● **PAGE EXCERPT**:

Date of Award

Fall 2004

Project Type


Program or Major

Engineering: Materials Science

Degree Name

Doctor of Philosophy

First Advisor

Yvon Durant


Intranasal drug delivery has been a topic of increasing interest for a decade as a convenient and reliable method for the systemic administration of drugs. The low bioavailability of simple formulation of protein drugs, such as insulin, can be greatly improved by using permeation enhancers. We studied the effect of cyclopentadecanolide (CPE-215RTM) as a permeation enhancer in protein release through lipid bilayer membranes. We successfully designed a novel in-vitro membrane permeability model using liposomes and performed a series of transmembrane protein release experiments. These were carried out under a wide range of conditions in the presence of different permeation enhancer combinations. The experimental results showed that CPE-215RTM is an effective membrane permeation enhancer for proteins and a phase transfer agent, for example, cyclodextrins, can further enhance the effect of CPE-215RTM.

Besides the release experiments, studies on insulin solution properties (self-diffusion and self-association states), the interaction between insulin and liposome and the interaction between CPE-215RTM and liposomes were carried out. Based on the mechanistic study and release data, we hypothesized that CPE-215RTM can form transient "pores" in the lipid bilayer that dissolve when CPE-215RTM distributes homogeneously within the bilayer and restore the barrier function of the lipid bilayer. We performed several experiments that corroborate our hypothesis.

A mathematical model was developed based on our hypothesized release mechanism. A semi-empirical nonlinear equation involving four parameters effectively fits the protein release profiles. The quality of the data fit with this model is good supporting evidence for the validity of our mechanistic model. Finally we used a neural network approach to correlate the different release condition parameters and the four semi-empirical fitting parameters based on our limited data sets. Reasonable neural networks were formed for the three major parameters of the mathematical model and provided acceptable prediction results.

● **RECORDED DATA**:
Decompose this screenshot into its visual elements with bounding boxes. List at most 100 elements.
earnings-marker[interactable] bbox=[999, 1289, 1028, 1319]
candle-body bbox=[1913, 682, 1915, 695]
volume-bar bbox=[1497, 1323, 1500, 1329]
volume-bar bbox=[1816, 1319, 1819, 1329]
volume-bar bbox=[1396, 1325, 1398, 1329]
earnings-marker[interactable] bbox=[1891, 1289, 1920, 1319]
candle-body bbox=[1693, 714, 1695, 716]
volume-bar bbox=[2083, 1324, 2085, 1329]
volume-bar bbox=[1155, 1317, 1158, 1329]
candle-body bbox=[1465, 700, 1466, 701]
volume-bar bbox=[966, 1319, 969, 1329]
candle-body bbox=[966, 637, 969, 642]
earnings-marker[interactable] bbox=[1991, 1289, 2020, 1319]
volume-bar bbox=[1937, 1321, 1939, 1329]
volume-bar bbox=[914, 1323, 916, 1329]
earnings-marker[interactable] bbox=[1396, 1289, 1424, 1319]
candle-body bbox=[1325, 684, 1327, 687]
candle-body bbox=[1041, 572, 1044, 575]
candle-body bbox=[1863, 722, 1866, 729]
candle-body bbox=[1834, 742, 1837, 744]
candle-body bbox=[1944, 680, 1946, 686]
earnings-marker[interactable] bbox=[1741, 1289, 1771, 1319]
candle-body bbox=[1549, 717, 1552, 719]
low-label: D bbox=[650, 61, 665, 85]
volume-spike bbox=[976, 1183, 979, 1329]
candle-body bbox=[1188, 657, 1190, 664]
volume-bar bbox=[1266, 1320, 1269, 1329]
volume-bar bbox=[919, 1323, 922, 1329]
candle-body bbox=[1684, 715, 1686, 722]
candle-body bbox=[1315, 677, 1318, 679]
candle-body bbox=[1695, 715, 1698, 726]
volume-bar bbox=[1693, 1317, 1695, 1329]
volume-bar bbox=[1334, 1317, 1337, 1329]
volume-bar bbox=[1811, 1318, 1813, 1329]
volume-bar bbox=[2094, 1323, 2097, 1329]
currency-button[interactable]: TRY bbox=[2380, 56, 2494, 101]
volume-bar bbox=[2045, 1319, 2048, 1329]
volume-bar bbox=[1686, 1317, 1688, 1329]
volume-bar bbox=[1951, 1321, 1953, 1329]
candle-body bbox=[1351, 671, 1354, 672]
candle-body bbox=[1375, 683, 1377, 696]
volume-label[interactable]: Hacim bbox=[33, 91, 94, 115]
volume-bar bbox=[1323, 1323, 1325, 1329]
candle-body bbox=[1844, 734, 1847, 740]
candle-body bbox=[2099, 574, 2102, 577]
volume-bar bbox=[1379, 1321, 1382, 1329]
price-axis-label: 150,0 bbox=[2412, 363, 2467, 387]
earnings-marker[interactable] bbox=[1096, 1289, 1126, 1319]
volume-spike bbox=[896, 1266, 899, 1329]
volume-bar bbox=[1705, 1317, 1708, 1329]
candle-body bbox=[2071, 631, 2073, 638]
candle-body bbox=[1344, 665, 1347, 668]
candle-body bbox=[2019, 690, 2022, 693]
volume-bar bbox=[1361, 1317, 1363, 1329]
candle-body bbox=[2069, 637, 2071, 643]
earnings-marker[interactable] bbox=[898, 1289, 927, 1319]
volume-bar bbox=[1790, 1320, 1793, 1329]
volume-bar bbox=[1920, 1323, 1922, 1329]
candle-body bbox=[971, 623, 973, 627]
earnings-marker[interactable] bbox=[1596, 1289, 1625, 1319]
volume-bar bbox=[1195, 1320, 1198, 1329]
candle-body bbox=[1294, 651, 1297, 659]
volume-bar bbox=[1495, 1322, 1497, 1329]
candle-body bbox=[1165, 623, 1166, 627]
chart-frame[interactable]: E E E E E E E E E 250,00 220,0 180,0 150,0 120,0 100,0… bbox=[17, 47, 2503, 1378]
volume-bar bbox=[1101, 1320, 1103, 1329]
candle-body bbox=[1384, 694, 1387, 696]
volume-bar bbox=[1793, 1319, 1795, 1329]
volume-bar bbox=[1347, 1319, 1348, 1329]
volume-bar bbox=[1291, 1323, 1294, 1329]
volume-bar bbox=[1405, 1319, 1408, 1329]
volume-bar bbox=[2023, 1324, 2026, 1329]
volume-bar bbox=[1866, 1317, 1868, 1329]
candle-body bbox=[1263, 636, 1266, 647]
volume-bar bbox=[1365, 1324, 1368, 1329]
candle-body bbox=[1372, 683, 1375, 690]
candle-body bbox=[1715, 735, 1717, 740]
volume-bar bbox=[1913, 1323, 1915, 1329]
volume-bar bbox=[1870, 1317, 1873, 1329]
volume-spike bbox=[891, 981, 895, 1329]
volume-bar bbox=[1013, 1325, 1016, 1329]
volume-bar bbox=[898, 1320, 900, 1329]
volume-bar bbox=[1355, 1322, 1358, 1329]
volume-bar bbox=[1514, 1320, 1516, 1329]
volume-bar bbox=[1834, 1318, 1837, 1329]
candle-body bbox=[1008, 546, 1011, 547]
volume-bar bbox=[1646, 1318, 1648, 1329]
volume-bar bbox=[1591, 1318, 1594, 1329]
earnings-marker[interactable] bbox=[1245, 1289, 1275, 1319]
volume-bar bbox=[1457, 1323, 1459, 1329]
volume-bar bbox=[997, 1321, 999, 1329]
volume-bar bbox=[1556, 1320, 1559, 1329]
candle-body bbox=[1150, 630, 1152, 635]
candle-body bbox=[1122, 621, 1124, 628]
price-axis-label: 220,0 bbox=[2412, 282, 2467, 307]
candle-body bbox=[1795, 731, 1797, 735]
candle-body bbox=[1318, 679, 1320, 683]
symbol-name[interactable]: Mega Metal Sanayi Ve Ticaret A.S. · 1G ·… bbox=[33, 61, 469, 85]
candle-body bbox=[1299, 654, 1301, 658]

● **PROBLEM SET**:
A: According to the dissertation abstract, which compound was studied as a permeation enhancer in protein release through lipid bilayer membranes?
B: From the dissertation abstract, quote the part that opens with the words containing "A mathematical model" and closes with "acceptable prediction results.".
C: List every field label in the header of the dissertation abstract.

● **RESULTS IN ORDER**:
A: Cyclopentadecanolide (CPE-215RTM).

B:
A mathematical model was developed based on our hypothesized release mechanism. A semi-empirical nonlinear equation involving four parameters effectively fits the protein release profiles. The quality of the data fit with this model is good supporting evidence for the validity of our mechanistic model. Finally we used a neural network approach to correlate the different release condition parameters and the four semi-empirical fitting parameters based on our limited data sets. Reasonable neural networks were formed for the three major parameters of the mathematical model and provided acceptable prediction results.

C: Date of Award, Project Type, Program or Major, Degree Name, First Advisor